Written instruction: Of the lines in this material, how many contain "tapissée"? Answer with a single number only.

Material:
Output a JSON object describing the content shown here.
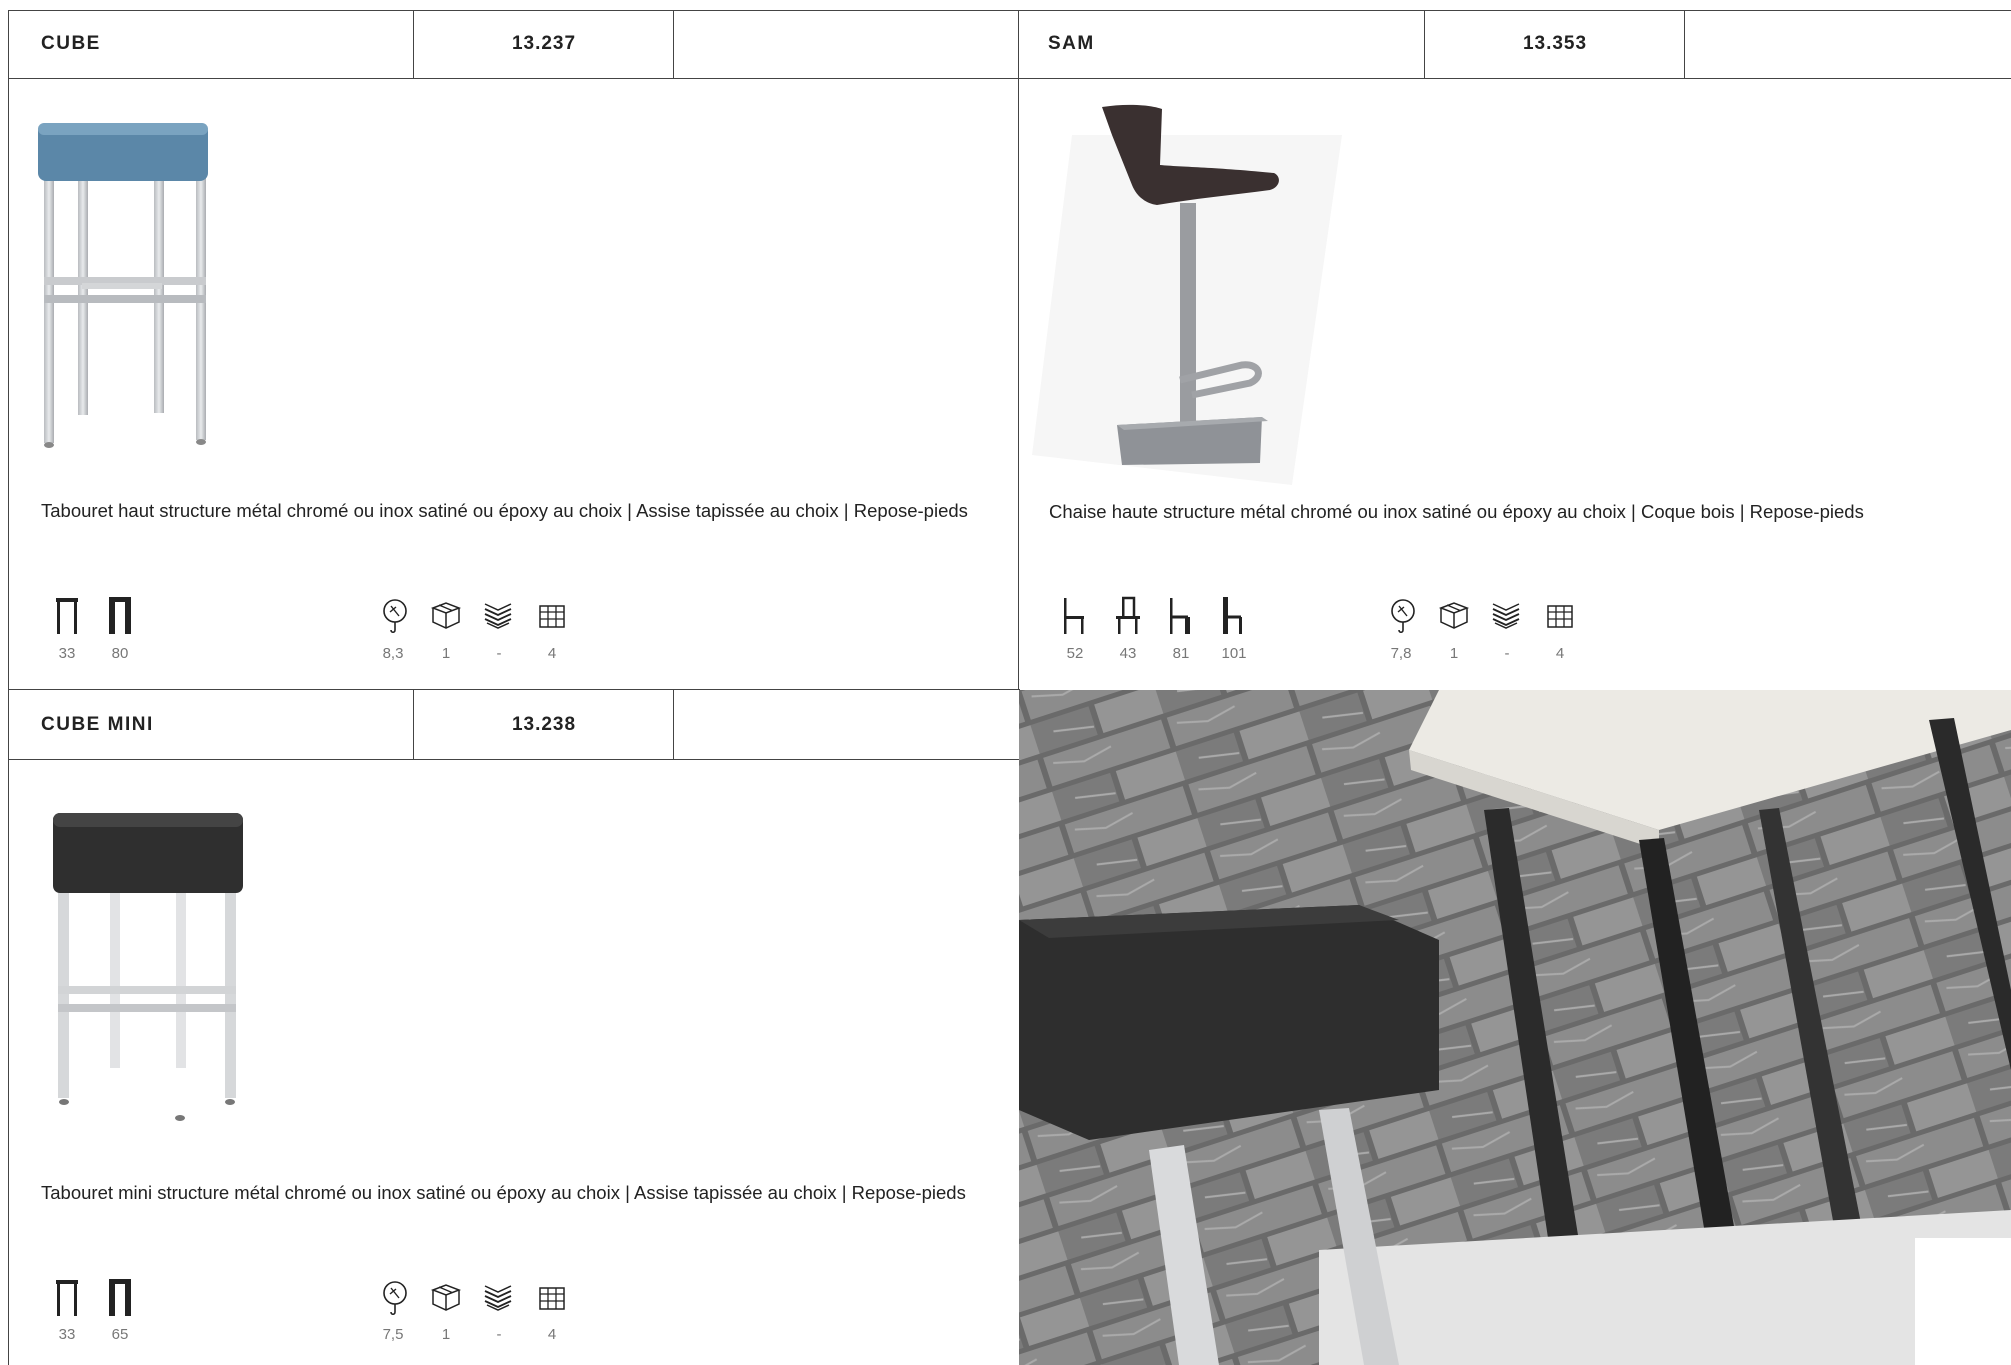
{
  "products": [
    {
      "name": "CUBE",
      "code": "13.237",
      "description": "Tabouret haut structure métal chromé ou inox satiné ou époxy au choix | Assise tapissée au choix | Repose-pieds",
      "dimensions": [
        "33",
        "80"
      ],
      "specs": [
        "8,3",
        "1",
        "-",
        "4"
      ]
    },
    {
      "name": "SAM",
      "code": "13.353",
      "description": "Chaise haute structure métal chromé ou inox satiné ou époxy au choix | Coque bois | Repose-pieds",
      "dimensions": [
        "52",
        "43",
        "81",
        "101"
      ],
      "specs": [
        "7,8",
        "1",
        "-",
        "4"
      ]
    },
    {
      "name": "CUBE MINI",
      "code": "13.238",
      "description": "Tabouret mini structure métal chromé ou inox satiné ou époxy au choix | Assise tapissée au choix | Repose-pieds",
      "dimensions": [
        "33",
        "65"
      ],
      "specs": [
        "7,5",
        "1",
        "-",
        "4"
      ]
    }
  ],
  "icons": {
    "dimensions": [
      "stool-width-icon",
      "stool-height-icon",
      "chair-seat-height-icon",
      "chair-total-height-icon"
    ],
    "specs": [
      "weight-icon",
      "box-icon",
      "stack-icon",
      "grid-icon"
    ]
  },
  "colors": {
    "border": "#444444",
    "text": "#222222",
    "muted": "#777777",
    "seat_blue": "#5b87a8",
    "seat_dark": "#2f2f2f"
  }
}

Task output: 2